**TASK STATEMENT**
Leave out any pictures and transcribe all other data below exactly.

── GIVEN DATA ──

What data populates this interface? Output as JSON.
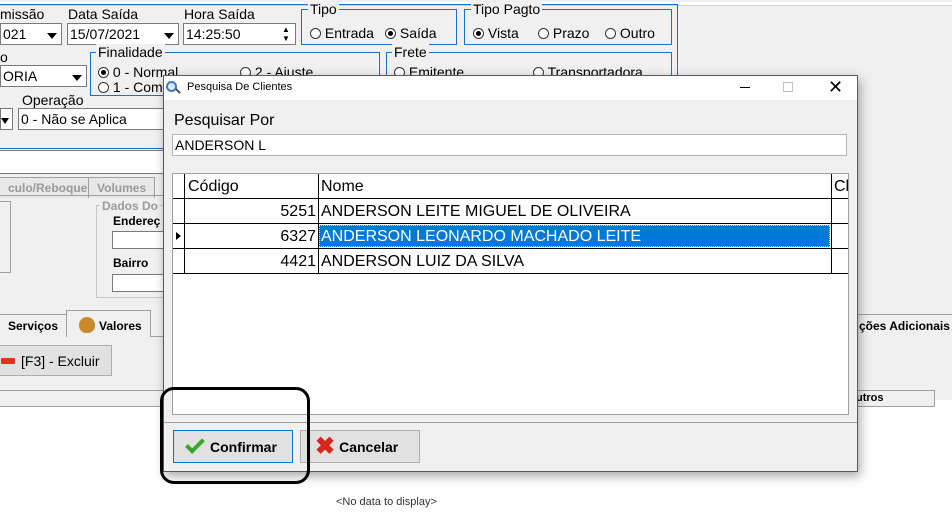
{
  "form": {
    "emissao_label": "missão",
    "emissao_value": "021",
    "data_saida_label": "Data Saída",
    "data_saida_value": "15/07/2021",
    "hora_saida_label": "Hora Saída",
    "hora_saida_value": "14:25:50",
    "tipo_title": "Tipo",
    "tipo_entrada": "Entrada",
    "tipo_saida": "Saída",
    "tipo_pagto_title": "Tipo Pagto",
    "pagto_vista": "Vista",
    "pagto_prazo": "Prazo",
    "pagto_outro": "Outro",
    "left_partial_label": "o",
    "left_combo_value": "ORIA",
    "finalidade_title": "Finalidade",
    "finalidade_1": "0 - Normal",
    "finalidade_2": "1 - Com",
    "finalidade_3": "2 - Ajuste",
    "frete_title": "Frete",
    "frete_1": "Emitente",
    "frete_2": "Transportadora",
    "operacao_label": "Operação",
    "operacao_value": "0 - Não se Aplica"
  },
  "tabs_top": {
    "veiculo": "culo/Reboque",
    "volumes": "Volumes"
  },
  "dados": {
    "title": "Dados Do",
    "endereco": "Endereç",
    "bairro": "Bairro"
  },
  "tabs_bottom": {
    "servicos": "Serviços",
    "valores": "Valores",
    "info_adicionais": "ções Adicionais"
  },
  "toolbar": {
    "excluir": "[F3] - Excluir"
  },
  "grid_bottom": {
    "outros": "utros",
    "no_data": "<No data to display>"
  },
  "dialog": {
    "title": "Pesquisa De Clientes",
    "search_label": "Pesquisar Por",
    "search_value": "ANDERSON L",
    "columns": [
      "Código",
      "Nome",
      "Cl"
    ],
    "rows": [
      {
        "codigo": "5251",
        "nome": "ANDERSON LEITE MIGUEL DE OLIVEIRA"
      },
      {
        "codigo": "6327",
        "nome": "ANDERSON LEONARDO MACHADO LEITE"
      },
      {
        "codigo": "4421",
        "nome": "ANDERSON LUIZ DA SILVA"
      }
    ],
    "confirm_label": "Confirmar",
    "cancel_label": "Cancelar"
  },
  "colors": {
    "selection": "#0078d7",
    "group_border": "#1a6fd0",
    "annotation": "#000000"
  }
}
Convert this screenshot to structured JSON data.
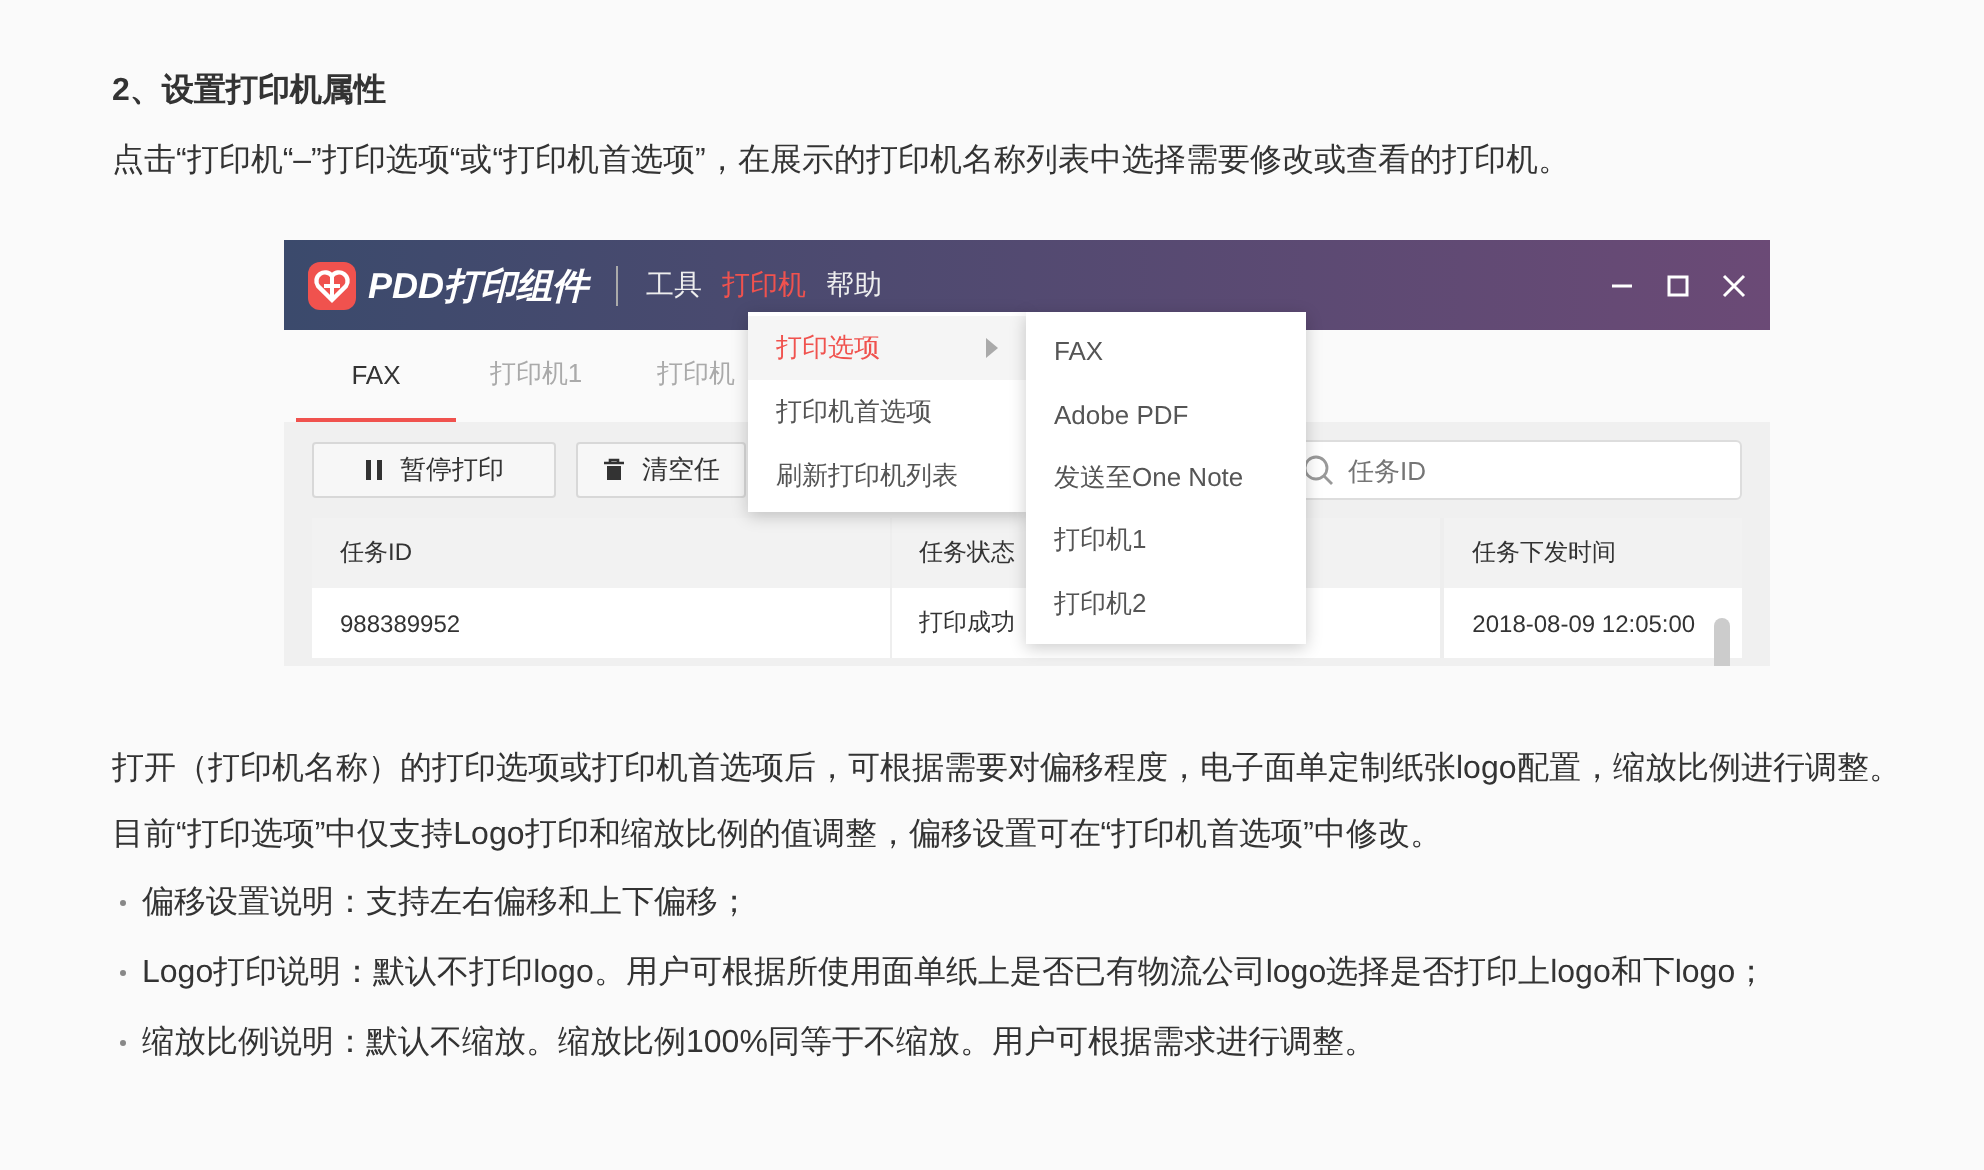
{
  "heading": "2、设置打印机属性",
  "intro": "点击“打印机“–”打印选项“或“打印机首选项”，在展示的打印机名称列表中选择需要修改或查看的打印机。",
  "screenshot": {
    "app_name": "PDD打印组件",
    "menubar": [
      {
        "label": "工具",
        "selected": false
      },
      {
        "label": "打印机",
        "selected": true
      },
      {
        "label": "帮助",
        "selected": false
      }
    ],
    "tabs": [
      {
        "label": "FAX",
        "selected": true
      },
      {
        "label": "打印机1",
        "selected": false
      },
      {
        "label": "打印机",
        "selected": false
      }
    ],
    "toolbar": [
      {
        "kind": "pause",
        "label": "暂停打印"
      },
      {
        "kind": "delete",
        "label": "清空任"
      }
    ],
    "search": {
      "placeholder": "任务ID"
    },
    "columns": [
      "任务ID",
      "任务状态",
      "任务下发时间"
    ],
    "rows": [
      [
        "988389952",
        "打印成功",
        "2018-08-09 12:05:00"
      ]
    ],
    "menu": [
      {
        "label": "打印选项",
        "selected": true,
        "has_submenu": true
      },
      {
        "label": "打印机首选项",
        "selected": false,
        "has_submenu": false
      },
      {
        "label": "刷新打印机列表",
        "selected": false,
        "has_submenu": false
      }
    ],
    "submenu": [
      "FAX",
      "Adobe PDF",
      "发送至One Note",
      "打印机1",
      "打印机2"
    ]
  },
  "paragraphs": [
    "打开（打印机名称）的打印选项或打印机首选项后，可根据需要对偏移程度，电子面单定制纸张logo配置，缩放比例进行调整。",
    "目前“打印选项”中仅支持Logo打印和缩放比例的值调整，偏移设置可在“打印机首选项”中修改。"
  ],
  "bullets": [
    "偏移设置说明：支持左右偏移和上下偏移；",
    "Logo打印说明：默认不打印logo。用户可根据所使用面单纸上是否已有物流公司logo选择是否打印上logo和下logo；",
    "缩放比例说明：默认不缩放。缩放比例100%同等于不缩放。用户可根据需求进行调整。"
  ]
}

───

**TASK SOLUTION**
What data populates this interface? Output as JSON.
{
  "form": {
    "emissao_label": "missão",
    "emissao_value": "021",
    "data_saida_label": "Data Saída",
    "data_saida_value": "15/07/2021",
    "hora_saida_label": "Hora Saída",
    "hora_saida_value": "14:25:50",
    "tipo_title": "Tipo",
    "tipo_entrada": "Entrada",
    "tipo_saida": "Saída",
    "tipo_pagto_title": "Tipo Pagto",
    "pagto_vista": "Vista",
    "pagto_prazo": "Prazo",
    "pagto_outro": "Outro",
    "left_partial_label": "o",
    "left_combo_value": "ORIA",
    "finalidade_title": "Finalidade",
    "finalidade_1": "0 - Normal",
    "finalidade_2": "1 - Com",
    "finalidade_3": "2 - Ajuste",
    "frete_title": "Frete",
    "frete_1": "Emitente",
    "frete_2": "Transportadora",
    "operacao_label": "Operação",
    "operacao_value": "0 - Não se Aplica"
  },
  "tabs_top": {
    "veiculo": "culo/Reboque",
    "volumes": "Volumes"
  },
  "dados": {
    "title": "Dados Do",
    "endereco": "Endereç",
    "bairro": "Bairro"
  },
  "tabs_bottom": {
    "servicos": "Serviços",
    "valores": "Valores",
    "info_adicionais": "ções Adicionais"
  },
  "toolbar": {
    "excluir": "[F3] - Excluir"
  },
  "grid_bottom": {
    "outros": "utros",
    "no_data": "<No data to display>"
  },
  "dialog": {
    "title": "Pesquisa De Clientes",
    "search_label": "Pesquisar Por",
    "search_value": "ANDERSON L",
    "columns": [
      "Código",
      "Nome",
      "Cl"
    ],
    "rows": [
      {
        "codigo": "5251",
        "nome": "ANDERSON LEITE MIGUEL DE OLIVEIRA"
      },
      {
        "codigo": "6327",
        "nome": "ANDERSON LEONARDO MACHADO LEITE"
      },
      {
        "codigo": "4421",
        "nome": "ANDERSON LUIZ DA SILVA"
      }
    ],
    "confirm_label": "Confirmar",
    "cancel_label": "Cancelar"
  },
  "colors": {
    "selection": "#0078d7",
    "group_border": "#1a6fd0",
    "annotation": "#000000"
  }
}
Convert this screenshot to structured JSON data.
{
  "heading": "2、设置打印机属性",
  "intro": "点击“打印机“–”打印选项“或“打印机首选项”，在展示的打印机名称列表中选择需要修改或查看的打印机。",
  "screenshot": {
    "app_name": "PDD打印组件",
    "menubar": [
      {
        "label": "工具",
        "selected": false
      },
      {
        "label": "打印机",
        "selected": true
      },
      {
        "label": "帮助",
        "selected": false
      }
    ],
    "tabs": [
      {
        "label": "FAX",
        "selected": true
      },
      {
        "label": "打印机1",
        "selected": false
      },
      {
        "label": "打印机",
        "selected": false
      }
    ],
    "toolbar": [
      {
        "kind": "pause",
        "label": "暂停打印"
      },
      {
        "kind": "delete",
        "label": "清空任"
      }
    ],
    "search": {
      "placeholder": "任务ID"
    },
    "columns": [
      "任务ID",
      "任务状态",
      "任务下发时间"
    ],
    "rows": [
      [
        "988389952",
        "打印成功",
        "2018-08-09 12:05:00"
      ]
    ],
    "menu": [
      {
        "label": "打印选项",
        "selected": true,
        "has_submenu": true
      },
      {
        "label": "打印机首选项",
        "selected": false,
        "has_submenu": false
      },
      {
        "label": "刷新打印机列表",
        "selected": false,
        "has_submenu": false
      }
    ],
    "submenu": [
      "FAX",
      "Adobe PDF",
      "发送至One Note",
      "打印机1",
      "打印机2"
    ]
  },
  "paragraphs": [
    "打开（打印机名称）的打印选项或打印机首选项后，可根据需要对偏移程度，电子面单定制纸张logo配置，缩放比例进行调整。",
    "目前“打印选项”中仅支持Logo打印和缩放比例的值调整，偏移设置可在“打印机首选项”中修改。"
  ],
  "bullets": [
    "偏移设置说明：支持左右偏移和上下偏移；",
    "Logo打印说明：默认不打印logo。用户可根据所使用面单纸上是否已有物流公司logo选择是否打印上logo和下logo；",
    "缩放比例说明：默认不缩放。缩放比例100%同等于不缩放。用户可根据需求进行调整。"
  ]
}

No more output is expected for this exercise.